Opdracht:
Geef bij elk van de volgende uitspraken aan of die klopt met de tekst over landbouw en voedselvoorziening, en citeer letterlijk de woorden uit de tekst die de doorslag geven.
1. Over 50 jaar leven er naar verwachting bijna tien miljard mensen op aarde.
2. Nederland produceert op dit moment minder voedsel dan het voor de eigen behoeften nodig heeft.
3. Andere landen hebben tot vijf keer zoveel landbouwgrond nodig om dezelfde productie te halen.
╭─ Fragment uit document
BOUWSTEEN: Landbouw & Voedselvoorziening

BOUWSTEEN: Landbouw & Voedselvoorziening

 Momenteel zijn er ruim zeven miljard mensen op aarde. Over 50 jaar zijn dat naar verwachting een derde meer of totaal bijna tien miljard mensen. Het zijn prognoses die ook onze overheden en organisaties nu al zorgen baren. Want hoe gaan we al die mensen voeden?
  Zal voedselvoorziening een probleemgebied worden of zal het als oplosbaar en economisch verantwoord worden aangemerkt? Eén ding is zeker; de consumptie van landbouwgewassen en tuinbouw- en veeteeltproducten zal blijven toenemen (FAO forecast).

  Op dit moment produceren we meer voedsel als wat we voor de Nederlandse behoeften nodig hebben. We exporteren in het groot landbouwproducten. Land-, tuin- en veeteeltbedrijven zijn grotendeels modern en aangepast aan de prijs/kostenverhoudingen op de markt. De Nederlandse landbouw is één van de meest efficiënte in de wereld. In vergelijking hebben andere landen tot 5 maal zoveel oppervlakte landbouwgrond nodig om dezelfde productie te halen (WU 2015). Verdere ontwikkeling in zaadveredeling en mechanische en digitale verbeteringen in de productieprocessen kunnen de productiviteit in Nederland en zeker in andere landen verder opschroeven. Dit is nodig om de voedselvoorziening voor de toekomstige wereldbevolking, ca 10 miljard mensen na 50 jaar, zeker te stellen. Nederland is hier een kennisland en kan zijn agrokennis exporteren om in landen een professionele landbouwproductie in gang te zetten en daarmee de voedselvoorziening veilig te stellen.
╰─
╭─ Getoonde gegevens
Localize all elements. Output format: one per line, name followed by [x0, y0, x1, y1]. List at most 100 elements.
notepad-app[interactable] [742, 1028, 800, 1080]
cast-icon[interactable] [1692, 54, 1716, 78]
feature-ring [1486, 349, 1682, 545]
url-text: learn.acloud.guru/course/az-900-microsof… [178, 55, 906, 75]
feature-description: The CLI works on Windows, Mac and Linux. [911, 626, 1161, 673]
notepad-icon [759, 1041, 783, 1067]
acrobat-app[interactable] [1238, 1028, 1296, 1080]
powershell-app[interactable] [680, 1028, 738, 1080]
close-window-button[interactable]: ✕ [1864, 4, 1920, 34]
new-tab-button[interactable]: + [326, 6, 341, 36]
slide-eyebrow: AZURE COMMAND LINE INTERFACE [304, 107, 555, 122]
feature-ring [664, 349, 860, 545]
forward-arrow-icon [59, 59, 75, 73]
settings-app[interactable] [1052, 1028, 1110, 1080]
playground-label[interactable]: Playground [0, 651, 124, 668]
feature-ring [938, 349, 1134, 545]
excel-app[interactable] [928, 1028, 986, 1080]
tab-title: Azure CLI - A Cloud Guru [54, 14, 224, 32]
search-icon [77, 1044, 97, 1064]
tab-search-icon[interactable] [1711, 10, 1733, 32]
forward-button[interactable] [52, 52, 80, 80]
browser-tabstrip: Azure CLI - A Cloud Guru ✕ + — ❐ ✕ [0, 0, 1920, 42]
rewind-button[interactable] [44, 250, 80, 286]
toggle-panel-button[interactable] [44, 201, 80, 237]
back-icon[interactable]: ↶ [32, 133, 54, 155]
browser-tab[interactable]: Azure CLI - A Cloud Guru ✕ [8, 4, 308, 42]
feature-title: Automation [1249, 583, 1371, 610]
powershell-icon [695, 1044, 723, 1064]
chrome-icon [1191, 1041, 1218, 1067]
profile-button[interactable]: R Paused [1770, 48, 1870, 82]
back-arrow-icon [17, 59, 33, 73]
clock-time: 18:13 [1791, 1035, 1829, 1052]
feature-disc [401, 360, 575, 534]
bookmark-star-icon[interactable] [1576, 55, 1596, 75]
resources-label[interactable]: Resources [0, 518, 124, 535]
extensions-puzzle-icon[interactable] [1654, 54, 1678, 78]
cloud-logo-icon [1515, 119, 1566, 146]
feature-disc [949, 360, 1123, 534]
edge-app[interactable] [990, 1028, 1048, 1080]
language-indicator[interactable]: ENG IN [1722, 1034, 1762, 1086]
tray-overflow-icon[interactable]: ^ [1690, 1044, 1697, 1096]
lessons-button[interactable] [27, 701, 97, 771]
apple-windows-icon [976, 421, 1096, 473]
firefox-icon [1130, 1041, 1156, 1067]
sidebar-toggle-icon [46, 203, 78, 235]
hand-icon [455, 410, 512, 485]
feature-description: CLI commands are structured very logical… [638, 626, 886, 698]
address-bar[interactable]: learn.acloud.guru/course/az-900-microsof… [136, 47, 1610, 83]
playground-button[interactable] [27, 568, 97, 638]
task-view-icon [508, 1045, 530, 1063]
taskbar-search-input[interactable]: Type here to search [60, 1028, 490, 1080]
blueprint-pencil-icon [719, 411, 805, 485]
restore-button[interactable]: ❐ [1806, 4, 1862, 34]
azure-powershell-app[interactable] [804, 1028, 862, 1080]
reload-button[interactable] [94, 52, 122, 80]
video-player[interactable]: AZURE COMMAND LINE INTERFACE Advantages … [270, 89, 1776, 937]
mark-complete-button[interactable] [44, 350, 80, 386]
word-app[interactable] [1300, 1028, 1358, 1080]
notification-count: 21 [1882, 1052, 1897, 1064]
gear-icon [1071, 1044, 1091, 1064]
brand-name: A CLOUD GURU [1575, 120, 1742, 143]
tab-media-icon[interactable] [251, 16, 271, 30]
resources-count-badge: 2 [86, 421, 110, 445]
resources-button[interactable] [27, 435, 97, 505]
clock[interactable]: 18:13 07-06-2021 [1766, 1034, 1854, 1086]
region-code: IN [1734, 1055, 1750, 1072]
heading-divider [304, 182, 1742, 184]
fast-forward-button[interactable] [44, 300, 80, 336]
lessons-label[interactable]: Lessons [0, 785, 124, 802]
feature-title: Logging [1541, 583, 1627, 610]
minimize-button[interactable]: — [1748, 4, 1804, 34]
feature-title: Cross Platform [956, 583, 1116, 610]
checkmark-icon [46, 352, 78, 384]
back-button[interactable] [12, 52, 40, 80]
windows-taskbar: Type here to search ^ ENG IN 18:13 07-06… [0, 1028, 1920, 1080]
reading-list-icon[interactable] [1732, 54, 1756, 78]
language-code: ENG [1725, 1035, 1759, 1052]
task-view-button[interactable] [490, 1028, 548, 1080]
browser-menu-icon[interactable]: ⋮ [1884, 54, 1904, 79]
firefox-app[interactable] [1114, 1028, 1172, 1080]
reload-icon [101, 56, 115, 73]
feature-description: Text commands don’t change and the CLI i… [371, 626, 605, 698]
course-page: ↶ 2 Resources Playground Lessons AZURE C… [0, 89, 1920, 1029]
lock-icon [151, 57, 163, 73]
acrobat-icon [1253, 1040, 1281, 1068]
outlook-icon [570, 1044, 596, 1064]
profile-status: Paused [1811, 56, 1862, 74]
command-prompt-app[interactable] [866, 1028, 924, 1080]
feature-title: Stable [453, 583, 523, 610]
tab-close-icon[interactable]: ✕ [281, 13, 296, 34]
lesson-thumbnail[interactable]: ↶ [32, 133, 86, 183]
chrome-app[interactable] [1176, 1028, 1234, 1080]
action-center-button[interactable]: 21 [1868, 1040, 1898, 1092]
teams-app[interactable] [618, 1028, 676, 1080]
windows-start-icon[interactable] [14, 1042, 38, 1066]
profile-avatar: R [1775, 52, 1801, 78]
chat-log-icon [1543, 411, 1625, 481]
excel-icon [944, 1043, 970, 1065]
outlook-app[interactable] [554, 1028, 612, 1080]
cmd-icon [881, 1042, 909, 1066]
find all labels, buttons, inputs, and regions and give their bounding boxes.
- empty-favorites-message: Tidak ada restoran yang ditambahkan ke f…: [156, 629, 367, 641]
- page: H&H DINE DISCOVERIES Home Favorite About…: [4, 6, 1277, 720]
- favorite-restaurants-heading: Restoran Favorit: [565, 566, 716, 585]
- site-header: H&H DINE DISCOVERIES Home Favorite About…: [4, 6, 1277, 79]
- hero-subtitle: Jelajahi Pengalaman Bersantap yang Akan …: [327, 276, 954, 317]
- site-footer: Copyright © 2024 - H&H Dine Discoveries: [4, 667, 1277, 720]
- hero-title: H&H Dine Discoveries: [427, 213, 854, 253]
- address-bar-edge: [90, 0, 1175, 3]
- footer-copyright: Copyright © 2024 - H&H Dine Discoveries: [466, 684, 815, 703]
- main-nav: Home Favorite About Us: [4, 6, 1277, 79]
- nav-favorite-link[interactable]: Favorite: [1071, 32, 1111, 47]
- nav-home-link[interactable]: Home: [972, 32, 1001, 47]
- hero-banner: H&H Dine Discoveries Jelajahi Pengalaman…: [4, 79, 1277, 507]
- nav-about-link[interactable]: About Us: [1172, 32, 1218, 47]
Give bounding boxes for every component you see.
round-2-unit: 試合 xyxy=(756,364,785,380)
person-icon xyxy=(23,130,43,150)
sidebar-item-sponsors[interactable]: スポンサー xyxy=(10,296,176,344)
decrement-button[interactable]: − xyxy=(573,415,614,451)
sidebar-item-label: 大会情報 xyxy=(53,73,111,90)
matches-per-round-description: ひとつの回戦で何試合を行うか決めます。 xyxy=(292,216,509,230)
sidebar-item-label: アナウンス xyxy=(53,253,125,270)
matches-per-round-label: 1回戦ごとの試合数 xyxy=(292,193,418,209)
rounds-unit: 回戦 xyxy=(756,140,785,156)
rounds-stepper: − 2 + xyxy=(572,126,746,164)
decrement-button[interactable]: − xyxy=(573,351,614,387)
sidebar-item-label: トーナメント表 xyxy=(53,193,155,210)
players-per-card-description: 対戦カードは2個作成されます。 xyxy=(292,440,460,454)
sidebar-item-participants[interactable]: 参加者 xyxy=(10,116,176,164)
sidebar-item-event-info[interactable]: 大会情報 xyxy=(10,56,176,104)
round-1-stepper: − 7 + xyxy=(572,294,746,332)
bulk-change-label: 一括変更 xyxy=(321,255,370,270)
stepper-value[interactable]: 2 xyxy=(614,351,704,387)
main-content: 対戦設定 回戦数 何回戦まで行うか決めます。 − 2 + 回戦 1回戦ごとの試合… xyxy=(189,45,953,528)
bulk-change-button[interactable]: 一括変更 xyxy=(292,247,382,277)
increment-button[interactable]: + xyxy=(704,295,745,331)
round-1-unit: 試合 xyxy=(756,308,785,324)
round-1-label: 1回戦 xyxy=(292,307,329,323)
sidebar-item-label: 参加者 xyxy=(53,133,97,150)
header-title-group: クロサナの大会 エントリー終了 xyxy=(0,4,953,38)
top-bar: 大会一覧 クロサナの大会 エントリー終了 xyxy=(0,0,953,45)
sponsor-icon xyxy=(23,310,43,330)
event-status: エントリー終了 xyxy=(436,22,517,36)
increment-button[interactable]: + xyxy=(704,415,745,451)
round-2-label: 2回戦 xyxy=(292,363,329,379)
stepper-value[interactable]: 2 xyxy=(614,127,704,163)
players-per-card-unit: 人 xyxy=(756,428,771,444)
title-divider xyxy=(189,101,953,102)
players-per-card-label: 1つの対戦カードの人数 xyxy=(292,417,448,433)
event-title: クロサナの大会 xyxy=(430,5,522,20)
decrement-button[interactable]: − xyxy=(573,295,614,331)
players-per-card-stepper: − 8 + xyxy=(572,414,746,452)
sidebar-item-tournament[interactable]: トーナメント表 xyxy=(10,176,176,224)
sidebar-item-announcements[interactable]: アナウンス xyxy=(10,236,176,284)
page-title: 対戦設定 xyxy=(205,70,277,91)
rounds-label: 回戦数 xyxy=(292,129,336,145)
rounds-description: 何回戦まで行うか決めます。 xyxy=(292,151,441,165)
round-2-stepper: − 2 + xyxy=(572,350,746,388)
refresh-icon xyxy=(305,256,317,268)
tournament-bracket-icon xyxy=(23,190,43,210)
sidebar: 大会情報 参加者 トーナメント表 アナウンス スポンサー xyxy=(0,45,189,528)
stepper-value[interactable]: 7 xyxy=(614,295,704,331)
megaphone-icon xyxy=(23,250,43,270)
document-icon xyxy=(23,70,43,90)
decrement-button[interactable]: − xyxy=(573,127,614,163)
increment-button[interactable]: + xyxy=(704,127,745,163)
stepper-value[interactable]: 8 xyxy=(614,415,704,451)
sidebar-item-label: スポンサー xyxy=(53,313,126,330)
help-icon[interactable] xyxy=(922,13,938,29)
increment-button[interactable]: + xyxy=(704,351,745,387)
╰─
Uitgewerkte opdracht:
1. Ja: "Over 50 jaar zijn dat naar verwachting een derde meer of totaal bijna tien miljard mensen."
2. Nee: "Op dit moment produceren we meer voedsel als wat we voor de Nederlandse behoeften nodig hebben."
3. Ja: "In vergelijking hebben andere landen tot 5 maal zoveel oppervlakte landbouwgrond nodig om dezelfde productie te halen"